— Start of Rows —
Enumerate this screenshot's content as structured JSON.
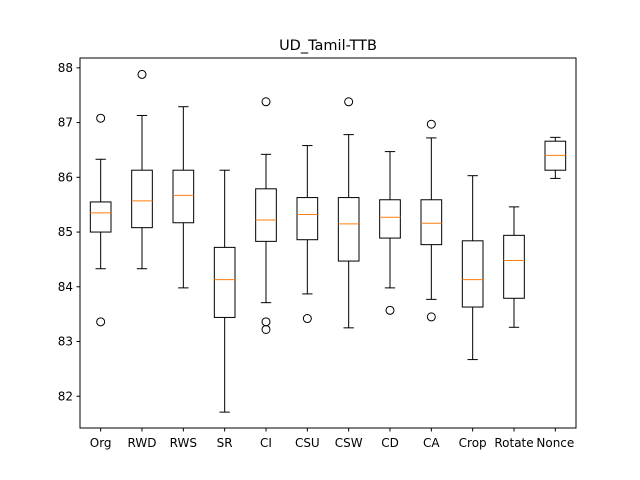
{
  "chart_data": {
    "type": "boxplot",
    "title": "UD_Tamil-TTB",
    "xlabel": "",
    "ylabel": "",
    "ylim": [
      81.42,
      88.18
    ],
    "yticks": [
      82,
      83,
      84,
      85,
      86,
      87,
      88
    ],
    "ytick_labels": [
      "82",
      "83",
      "84",
      "85",
      "86",
      "87",
      "88"
    ],
    "grid": false,
    "colors": {
      "box": "#000000",
      "median": "#ff7f0e",
      "flier": "#000000",
      "axes": "#000000"
    },
    "categories": [
      "Org",
      "RWD",
      "RWS",
      "SR",
      "CI",
      "CSU",
      "CSW",
      "CD",
      "CA",
      "Crop",
      "Rotate",
      "Nonce"
    ],
    "boxes": [
      {
        "label": "Org",
        "whisker_low": 84.33,
        "q1": 85.0,
        "median": 85.35,
        "q3": 85.55,
        "whisker_high": 86.33,
        "fliers": [
          87.08,
          83.36
        ]
      },
      {
        "label": "RWD",
        "whisker_low": 84.33,
        "q1": 85.08,
        "median": 85.57,
        "q3": 86.13,
        "whisker_high": 87.13,
        "fliers": [
          87.88
        ]
      },
      {
        "label": "RWS",
        "whisker_low": 83.98,
        "q1": 85.17,
        "median": 85.67,
        "q3": 86.13,
        "whisker_high": 87.29,
        "fliers": []
      },
      {
        "label": "SR",
        "whisker_low": 81.71,
        "q1": 83.44,
        "median": 84.13,
        "q3": 84.72,
        "whisker_high": 86.13,
        "fliers": []
      },
      {
        "label": "CI",
        "whisker_low": 83.71,
        "q1": 84.83,
        "median": 85.22,
        "q3": 85.79,
        "whisker_high": 86.42,
        "fliers": [
          87.38,
          83.36,
          83.22
        ]
      },
      {
        "label": "CSU",
        "whisker_low": 83.87,
        "q1": 84.86,
        "median": 85.32,
        "q3": 85.63,
        "whisker_high": 86.58,
        "fliers": [
          83.42
        ]
      },
      {
        "label": "CSW",
        "whisker_low": 83.25,
        "q1": 84.47,
        "median": 85.15,
        "q3": 85.63,
        "whisker_high": 86.78,
        "fliers": [
          87.38
        ]
      },
      {
        "label": "CD",
        "whisker_low": 83.98,
        "q1": 84.89,
        "median": 85.27,
        "q3": 85.59,
        "whisker_high": 86.47,
        "fliers": [
          83.57
        ]
      },
      {
        "label": "CA",
        "whisker_low": 83.77,
        "q1": 84.77,
        "median": 85.16,
        "q3": 85.59,
        "whisker_high": 86.72,
        "fliers": [
          86.97,
          83.45
        ]
      },
      {
        "label": "Crop",
        "whisker_low": 82.67,
        "q1": 83.63,
        "median": 84.13,
        "q3": 84.84,
        "whisker_high": 86.03,
        "fliers": []
      },
      {
        "label": "Rotate",
        "whisker_low": 83.26,
        "q1": 83.79,
        "median": 84.48,
        "q3": 84.94,
        "whisker_high": 85.46,
        "fliers": []
      },
      {
        "label": "Nonce",
        "whisker_low": 85.98,
        "q1": 86.13,
        "median": 86.4,
        "q3": 86.66,
        "whisker_high": 86.73,
        "fliers": []
      }
    ]
  }
}
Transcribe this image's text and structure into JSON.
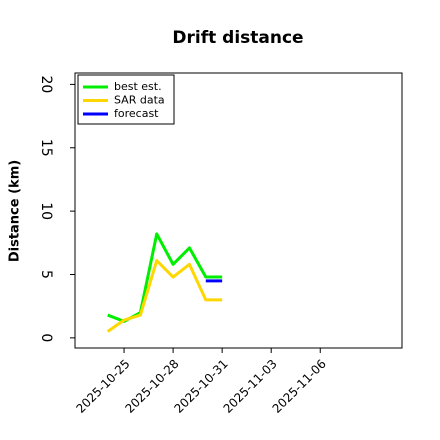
{
  "chart_data": {
    "type": "line",
    "title": "Drift distance",
    "y_label": "Distance (km)",
    "x": [
      "2025-10-24",
      "2025-10-25",
      "2025-10-26",
      "2025-10-27",
      "2025-10-28",
      "2025-10-29",
      "2025-10-30",
      "2025-10-31"
    ],
    "series": [
      {
        "name": "best est.",
        "color": "#00ee00",
        "values": [
          1.8,
          1.3,
          2.0,
          8.2,
          5.8,
          7.1,
          4.8,
          4.8
        ]
      },
      {
        "name": "SAR data",
        "color": "#ffd700",
        "values": [
          0.5,
          1.4,
          1.8,
          6.1,
          4.8,
          5.8,
          3.0,
          3.0
        ]
      },
      {
        "name": "forecast",
        "color": "#0000ff",
        "values": [
          null,
          null,
          null,
          null,
          null,
          null,
          4.5,
          4.5
        ]
      }
    ],
    "xlim": [
      "2025-10-22",
      "2025-11-11"
    ],
    "xticks": [
      "2025-10-25",
      "2025-10-28",
      "2025-10-31",
      "2025-11-03",
      "2025-11-06"
    ],
    "ylim": [
      -0.8,
      20.9
    ],
    "yticks": [
      0,
      5,
      10,
      15,
      20
    ],
    "legend": "upper left"
  }
}
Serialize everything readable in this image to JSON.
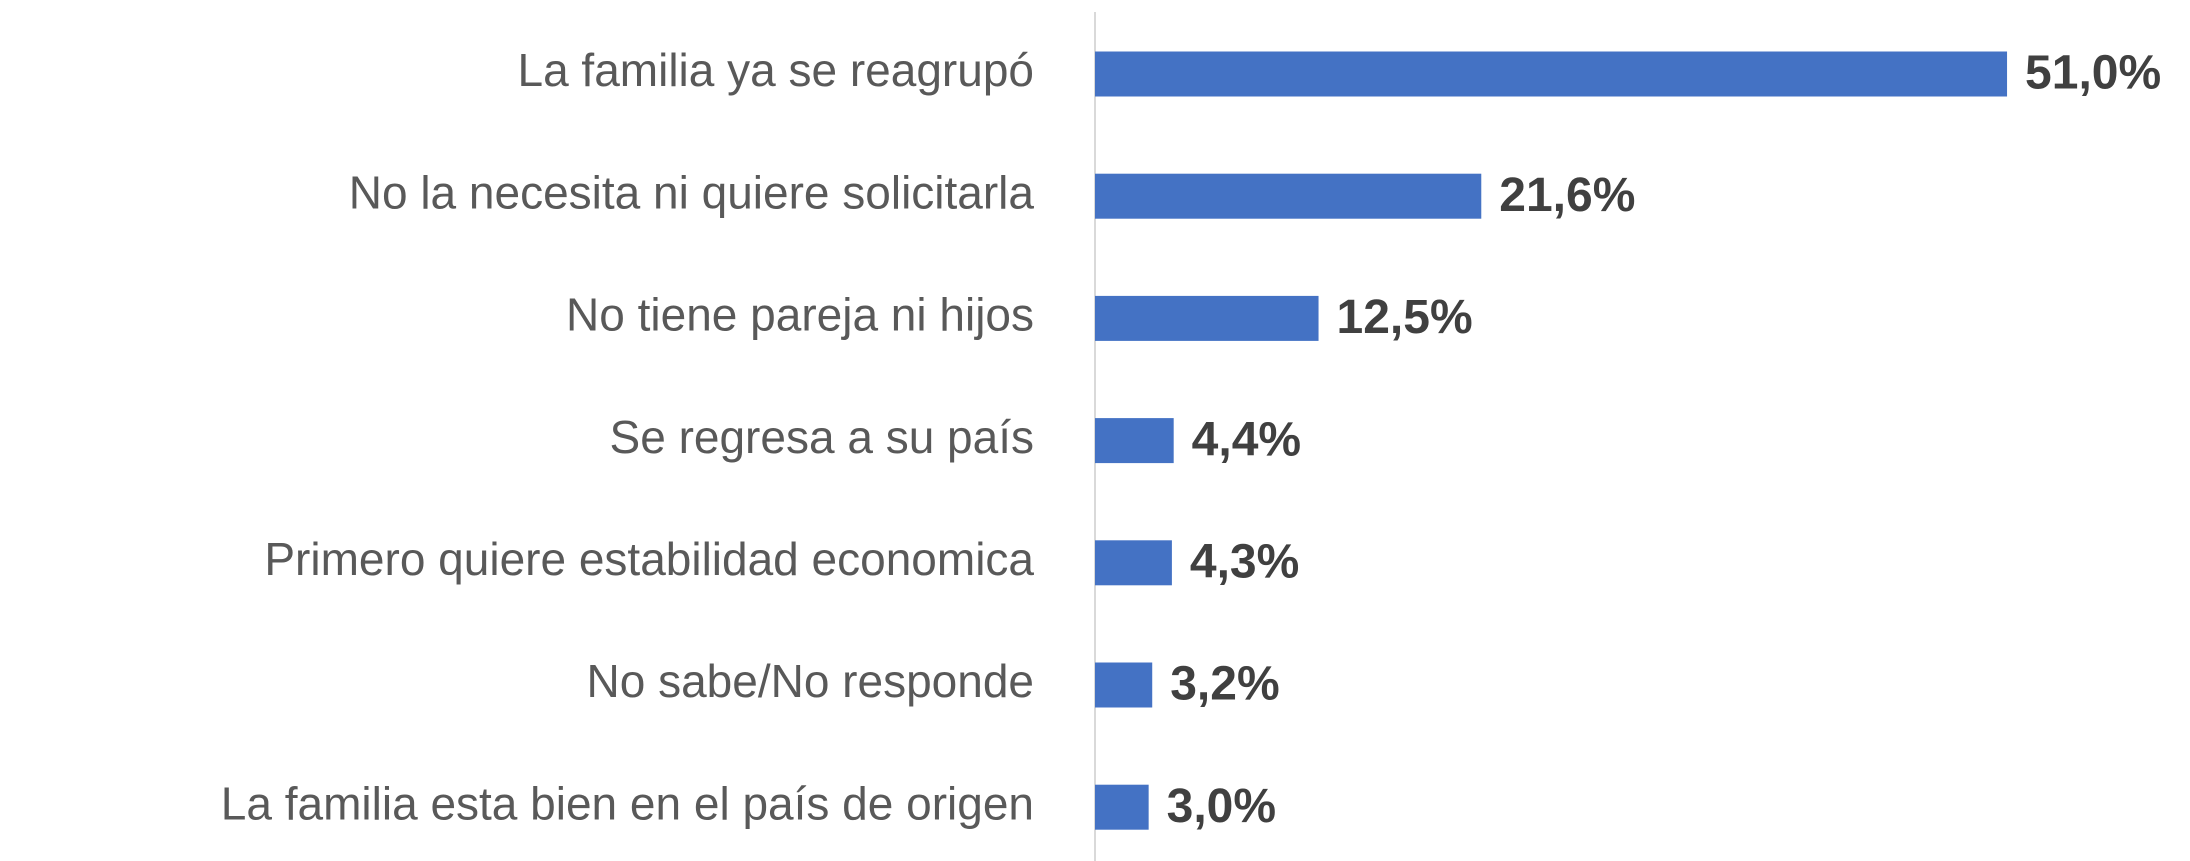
{
  "chart_data": {
    "type": "barh",
    "categories": [
      "La familia ya se reagrupó",
      "No la necesita ni quiere solicitarla",
      "No tiene pareja ni hijos",
      "Se regresa a su país",
      "Primero quiere estabilidad economica",
      "No sabe/No responde",
      "La familia esta bien en el país de origen"
    ],
    "values": [
      51.0,
      21.6,
      12.5,
      4.4,
      4.3,
      3.2,
      3.0
    ],
    "value_labels": [
      "51,0%",
      "21,6%",
      "12,5%",
      "4,4%",
      "4,3%",
      "3,2%",
      "3,0%"
    ],
    "color": "#4472c4",
    "xlim": [
      0,
      60
    ]
  }
}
— End of Rows —
→ **Task instructions**
Look for the line that contains "Transcribe this image's", then please copy it and the rest of the lines through the end of the data, pictures excluded.

→ **Answer to the task**
Transcribe this image's text and structure into JSON.
{
  "chart_data": {
    "type": "line",
    "title": "Drift distance",
    "y_label": "Distance (km)",
    "x": [
      "2025-10-24",
      "2025-10-25",
      "2025-10-26",
      "2025-10-27",
      "2025-10-28",
      "2025-10-29",
      "2025-10-30",
      "2025-10-31"
    ],
    "series": [
      {
        "name": "best est.",
        "color": "#00ee00",
        "values": [
          1.8,
          1.3,
          2.0,
          8.2,
          5.8,
          7.1,
          4.8,
          4.8
        ]
      },
      {
        "name": "SAR data",
        "color": "#ffd700",
        "values": [
          0.5,
          1.4,
          1.8,
          6.1,
          4.8,
          5.8,
          3.0,
          3.0
        ]
      },
      {
        "name": "forecast",
        "color": "#0000ff",
        "values": [
          null,
          null,
          null,
          null,
          null,
          null,
          4.5,
          4.5
        ]
      }
    ],
    "xlim": [
      "2025-10-22",
      "2025-11-11"
    ],
    "xticks": [
      "2025-10-25",
      "2025-10-28",
      "2025-10-31",
      "2025-11-03",
      "2025-11-06"
    ],
    "ylim": [
      -0.8,
      20.9
    ],
    "yticks": [
      0,
      5,
      10,
      15,
      20
    ],
    "legend": "upper left"
  }
}
Serialize everything readable in this image to JSON.
{
  "chart_data": {
    "type": "barh",
    "categories": [
      "La familia ya se reagrupó",
      "No la necesita ni quiere solicitarla",
      "No tiene pareja ni hijos",
      "Se regresa a su país",
      "Primero quiere estabilidad economica",
      "No sabe/No responde",
      "La familia esta bien en el país de origen"
    ],
    "values": [
      51.0,
      21.6,
      12.5,
      4.4,
      4.3,
      3.2,
      3.0
    ],
    "value_labels": [
      "51,0%",
      "21,6%",
      "12,5%",
      "4,4%",
      "4,3%",
      "3,2%",
      "3,0%"
    ],
    "color": "#4472c4",
    "xlim": [
      0,
      60
    ]
  }
}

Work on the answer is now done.